Task inputs -
::::::::
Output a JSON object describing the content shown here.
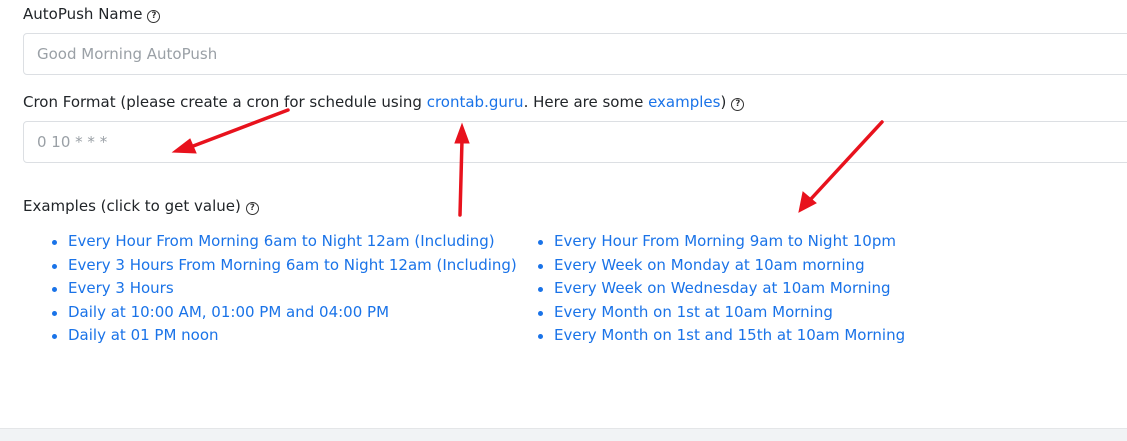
{
  "name_field": {
    "label": "AutoPush Name",
    "help_icon": "?",
    "placeholder": "Good Morning AutoPush"
  },
  "cron_field": {
    "label_prefix": "Cron Format (please create a cron for schedule using ",
    "link_crontab": "crontab.guru",
    "label_middle": ". Here are some ",
    "link_examples": "examples",
    "label_suffix": ")",
    "help_icon": "?",
    "placeholder": "0 10 * * *"
  },
  "examples": {
    "title": "Examples (click to get value)",
    "help_icon": "?",
    "left": [
      "Every Hour From Morning 6am to Night 12am (Including)",
      "Every 3 Hours From Morning 6am to Night 12am (Including)",
      "Every 3 Hours",
      "Daily at 10:00 AM, 01:00 PM and 04:00 PM",
      "Daily at 01 PM noon"
    ],
    "right": [
      "Every Hour From Morning 9am to Night 10pm",
      "Every Week on Monday at 10am morning",
      "Every Week on Wednesday at 10am Morning",
      "Every Month on 1st at 10am Morning",
      "Every Month on 1st and 15th at 10am Morning"
    ]
  },
  "annotation_color": "#e8121d",
  "link_color": "#1a73e8"
}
::::::::
Exercise aim - Write the listing out a second time exactly, dropping all images.

Response to this task -
Output a JSON object describing the content shown here.
{
  "name_field": {
    "label": "AutoPush Name",
    "help_icon": "?",
    "placeholder": "Good Morning AutoPush"
  },
  "cron_field": {
    "label_prefix": "Cron Format (please create a cron for schedule using ",
    "link_crontab": "crontab.guru",
    "label_middle": ". Here are some ",
    "link_examples": "examples",
    "label_suffix": ")",
    "help_icon": "?",
    "placeholder": "0 10 * * *"
  },
  "examples": {
    "title": "Examples (click to get value)",
    "help_icon": "?",
    "left": [
      "Every Hour From Morning 6am to Night 12am (Including)",
      "Every 3 Hours From Morning 6am to Night 12am (Including)",
      "Every 3 Hours",
      "Daily at 10:00 AM, 01:00 PM and 04:00 PM",
      "Daily at 01 PM noon"
    ],
    "right": [
      "Every Hour From Morning 9am to Night 10pm",
      "Every Week on Monday at 10am morning",
      "Every Week on Wednesday at 10am Morning",
      "Every Month on 1st at 10am Morning",
      "Every Month on 1st and 15th at 10am Morning"
    ]
  },
  "annotation_color": "#e8121d",
  "link_color": "#1a73e8"
}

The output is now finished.